** Begin **

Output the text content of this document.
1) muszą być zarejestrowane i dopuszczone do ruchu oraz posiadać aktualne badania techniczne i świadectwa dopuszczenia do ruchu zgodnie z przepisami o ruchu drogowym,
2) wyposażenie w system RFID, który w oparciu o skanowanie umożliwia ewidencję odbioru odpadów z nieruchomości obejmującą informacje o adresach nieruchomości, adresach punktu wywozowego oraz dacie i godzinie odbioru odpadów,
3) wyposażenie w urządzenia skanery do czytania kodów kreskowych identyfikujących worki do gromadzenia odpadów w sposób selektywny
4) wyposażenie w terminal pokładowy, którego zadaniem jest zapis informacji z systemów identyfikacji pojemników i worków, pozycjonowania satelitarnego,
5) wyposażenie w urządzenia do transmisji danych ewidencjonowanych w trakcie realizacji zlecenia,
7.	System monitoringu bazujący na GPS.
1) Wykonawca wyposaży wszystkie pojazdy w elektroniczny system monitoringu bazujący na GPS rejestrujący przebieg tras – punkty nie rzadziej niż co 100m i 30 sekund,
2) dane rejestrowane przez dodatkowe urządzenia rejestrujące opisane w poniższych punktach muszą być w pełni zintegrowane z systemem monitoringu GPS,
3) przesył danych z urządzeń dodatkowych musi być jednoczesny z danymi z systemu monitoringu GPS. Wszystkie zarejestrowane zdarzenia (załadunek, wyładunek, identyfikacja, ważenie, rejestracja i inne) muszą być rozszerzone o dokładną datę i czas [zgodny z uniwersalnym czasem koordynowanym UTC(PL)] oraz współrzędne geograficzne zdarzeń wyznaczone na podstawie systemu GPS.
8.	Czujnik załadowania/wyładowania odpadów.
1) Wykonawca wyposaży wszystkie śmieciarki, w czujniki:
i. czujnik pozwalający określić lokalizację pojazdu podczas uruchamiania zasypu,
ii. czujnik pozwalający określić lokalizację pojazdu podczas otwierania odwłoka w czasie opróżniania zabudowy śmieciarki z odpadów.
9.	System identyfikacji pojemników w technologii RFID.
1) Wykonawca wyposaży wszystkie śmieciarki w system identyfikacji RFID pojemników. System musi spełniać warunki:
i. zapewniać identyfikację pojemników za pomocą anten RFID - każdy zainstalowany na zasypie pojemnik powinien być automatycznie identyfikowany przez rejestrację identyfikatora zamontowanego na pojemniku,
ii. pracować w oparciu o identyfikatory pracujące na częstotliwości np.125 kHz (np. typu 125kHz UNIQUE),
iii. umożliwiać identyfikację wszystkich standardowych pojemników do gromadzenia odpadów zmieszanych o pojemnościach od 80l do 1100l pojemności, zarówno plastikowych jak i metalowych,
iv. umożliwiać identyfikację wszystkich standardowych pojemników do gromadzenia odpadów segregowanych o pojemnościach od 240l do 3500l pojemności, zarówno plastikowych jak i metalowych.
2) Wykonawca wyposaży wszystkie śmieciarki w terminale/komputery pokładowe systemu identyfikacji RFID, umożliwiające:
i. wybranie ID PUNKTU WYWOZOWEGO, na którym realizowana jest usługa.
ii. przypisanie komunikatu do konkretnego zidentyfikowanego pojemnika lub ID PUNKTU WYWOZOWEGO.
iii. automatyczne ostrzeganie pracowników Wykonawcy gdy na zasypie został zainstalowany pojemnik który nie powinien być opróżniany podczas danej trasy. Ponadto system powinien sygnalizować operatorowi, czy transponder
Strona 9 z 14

** End **

→ **STATED EXERCISE**: Copy all data exactly, start to finish.

→ **TASK OUTPUT**:
Output the text content of this document.
1) muszą być zarejestrowane i dopuszczone do ruchu oraz posiadać aktualne badania techniczne i świadectwa dopuszczenia do ruchu zgodnie z przepisami o ruchu drogowym,
2) wyposażenie w system RFID, który w oparciu o skanowanie umożliwia ewidencję odbioru odpadów z nieruchomości obejmującą informacje o adresach nieruchomości, adresach punktu wywozowego oraz dacie i godzinie odbioru odpadów,
3) wyposażenie w urządzenia skanery do czytania kodów kreskowych identyfikujących worki do gromadzenia odpadów w sposób selektywny
4) wyposażenie w terminal pokładowy, którego zadaniem jest zapis informacji z systemów identyfikacji pojemników i worków, pozycjonowania satelitarnego,
5) wyposażenie w urządzenia do transmisji danych ewidencjonowanych w trakcie realizacji zlecenia,
7.	System monitoringu bazujący na GPS.
1) Wykonawca wyposaży wszystkie pojazdy w elektroniczny system monitoringu bazujący na GPS rejestrujący przebieg tras – punkty nie rzadziej niż co 100m i 30 sekund,
2) dane rejestrowane przez dodatkowe urządzenia rejestrujące opisane w poniższych punktach muszą być w pełni zintegrowane z systemem monitoringu GPS,
3) przesył danych z urządzeń dodatkowych musi być jednoczesny z danymi z systemu monitoringu GPS. Wszystkie zarejestrowane zdarzenia (załadunek, wyładunek, identyfikacja, ważenie, rejestracja i inne) muszą być rozszerzone o dokładną datę i czas [zgodny z uniwersalnym czasem koordynowanym UTC(PL)] oraz współrzędne geograficzne zdarzeń wyznaczone na podstawie systemu GPS.
8.	Czujnik załadowania/wyładowania odpadów.
1) Wykonawca wyposaży wszystkie śmieciarki, w czujniki:
i. czujnik pozwalający określić lokalizację pojazdu podczas uruchamiania zasypu,
ii. czujnik pozwalający określić lokalizację pojazdu podczas otwierania odwłoka w czasie opróżniania zabudowy śmieciarki z odpadów.
9.	System identyfikacji pojemników w technologii RFID.
1) Wykonawca wyposaży wszystkie śmieciarki w system identyfikacji RFID pojemników. System musi spełniać warunki:
i. zapewniać identyfikację pojemników za pomocą anten RFID - każdy zainstalowany na zasypie pojemnik powinien być automatycznie identyfikowany przez rejestrację identyfikatora zamontowanego na pojemniku,
ii. pracować w oparciu o identyfikatory pracujące na częstotliwości np.125 kHz (np. typu 125kHz UNIQUE),
iii. umożliwiać identyfikację wszystkich standardowych pojemników do gromadzenia odpadów zmieszanych o pojemnościach od 80l do 1100l pojemności, zarówno plastikowych jak i metalowych,
iv. umożliwiać identyfikację wszystkich standardowych pojemników do gromadzenia odpadów segregowanych o pojemnościach od 240l do 3500l pojemności, zarówno plastikowych jak i metalowych.
2) Wykonawca wyposaży wszystkie śmieciarki w terminale/komputery pokładowe systemu identyfikacji RFID, umożliwiające:
i. wybranie ID PUNKTU WYWOZOWEGO, na którym realizowana jest usługa.
ii. przypisanie komunikatu do konkretnego zidentyfikowanego pojemnika lub ID PUNKTU WYWOZOWEGO.
iii. automatyczne ostrzeganie pracowników Wykonawcy gdy na zasypie został zainstalowany pojemnik który nie powinien być opróżniany podczas danej trasy. Ponadto system powinien sygnalizować operatorowi, czy transponder
Strona 9 z 14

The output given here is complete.